Task to carry out
Locate all lines with the word "package". Copy them.

Collected data entries:
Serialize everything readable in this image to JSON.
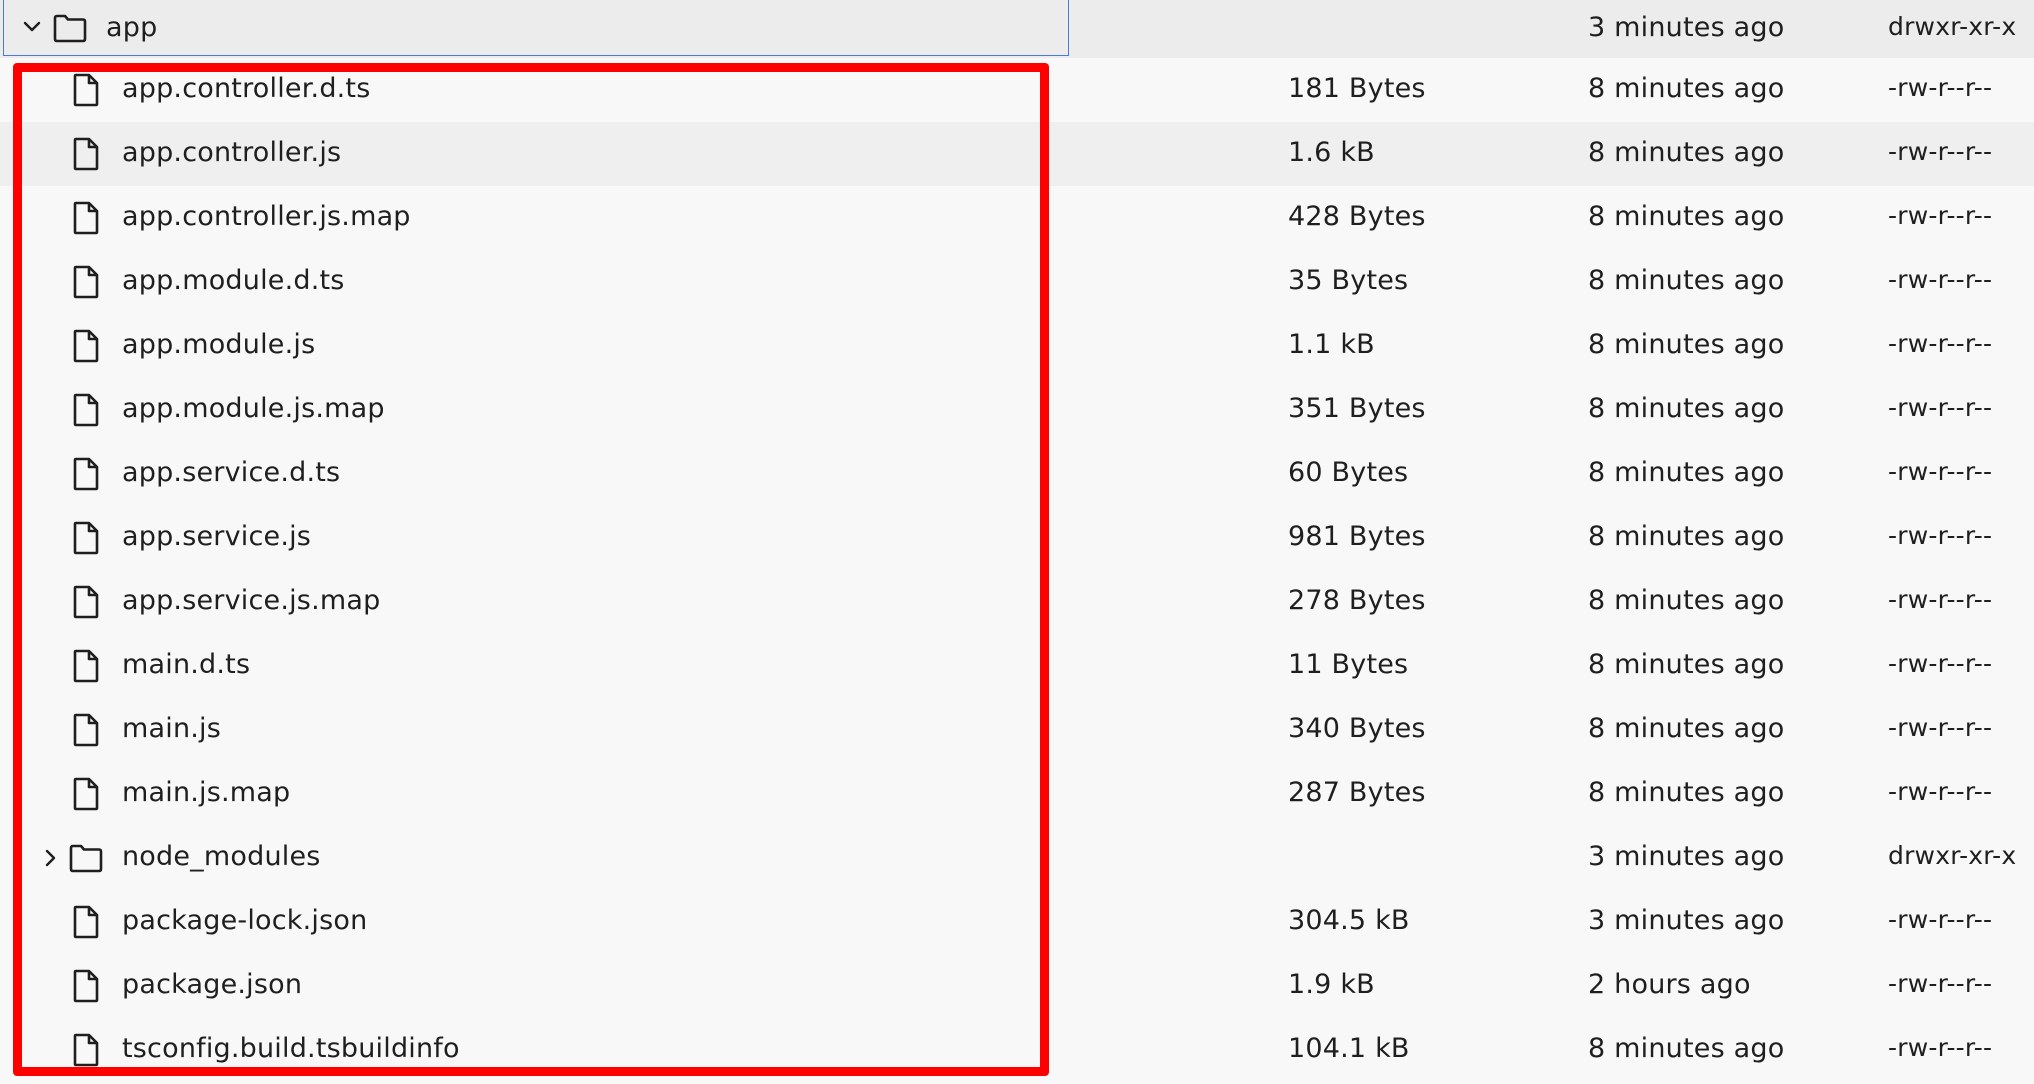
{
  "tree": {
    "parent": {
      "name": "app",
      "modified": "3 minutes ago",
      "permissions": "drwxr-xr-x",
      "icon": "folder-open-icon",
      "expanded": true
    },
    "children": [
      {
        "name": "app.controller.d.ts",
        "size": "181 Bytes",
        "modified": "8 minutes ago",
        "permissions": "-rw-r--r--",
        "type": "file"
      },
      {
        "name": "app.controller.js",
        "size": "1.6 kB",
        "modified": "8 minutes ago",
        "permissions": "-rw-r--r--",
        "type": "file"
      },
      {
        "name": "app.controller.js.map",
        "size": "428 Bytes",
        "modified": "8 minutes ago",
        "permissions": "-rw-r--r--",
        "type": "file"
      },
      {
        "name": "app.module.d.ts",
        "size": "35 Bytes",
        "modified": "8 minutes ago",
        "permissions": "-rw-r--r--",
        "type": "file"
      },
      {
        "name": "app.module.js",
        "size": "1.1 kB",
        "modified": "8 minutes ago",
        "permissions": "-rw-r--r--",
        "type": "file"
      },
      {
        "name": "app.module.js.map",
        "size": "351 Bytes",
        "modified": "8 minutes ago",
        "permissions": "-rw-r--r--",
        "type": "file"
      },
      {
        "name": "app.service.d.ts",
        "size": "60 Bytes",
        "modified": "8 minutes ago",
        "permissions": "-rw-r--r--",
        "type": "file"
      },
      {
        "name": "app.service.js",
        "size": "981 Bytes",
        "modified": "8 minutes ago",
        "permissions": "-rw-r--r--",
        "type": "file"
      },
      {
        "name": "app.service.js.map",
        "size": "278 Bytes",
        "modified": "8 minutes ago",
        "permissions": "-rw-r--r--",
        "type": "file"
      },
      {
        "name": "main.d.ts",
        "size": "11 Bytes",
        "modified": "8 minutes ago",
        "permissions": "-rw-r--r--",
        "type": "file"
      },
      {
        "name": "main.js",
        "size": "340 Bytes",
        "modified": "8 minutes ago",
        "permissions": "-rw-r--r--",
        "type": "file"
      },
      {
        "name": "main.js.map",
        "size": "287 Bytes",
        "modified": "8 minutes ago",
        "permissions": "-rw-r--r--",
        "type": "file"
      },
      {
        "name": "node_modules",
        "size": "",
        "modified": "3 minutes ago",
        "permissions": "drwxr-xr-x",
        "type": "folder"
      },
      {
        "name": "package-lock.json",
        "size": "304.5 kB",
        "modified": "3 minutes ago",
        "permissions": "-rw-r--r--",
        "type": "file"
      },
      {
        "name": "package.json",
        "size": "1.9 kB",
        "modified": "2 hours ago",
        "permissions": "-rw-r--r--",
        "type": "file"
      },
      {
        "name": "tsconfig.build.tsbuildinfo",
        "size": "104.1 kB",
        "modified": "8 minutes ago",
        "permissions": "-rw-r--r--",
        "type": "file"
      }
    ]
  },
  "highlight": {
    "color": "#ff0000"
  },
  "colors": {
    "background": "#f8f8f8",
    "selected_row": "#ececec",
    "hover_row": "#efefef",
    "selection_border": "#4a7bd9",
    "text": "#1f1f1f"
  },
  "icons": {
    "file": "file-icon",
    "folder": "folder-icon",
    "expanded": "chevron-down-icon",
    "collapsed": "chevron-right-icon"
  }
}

Solution to the problem
        "name": "package-lock.json",
        "name": "package.json",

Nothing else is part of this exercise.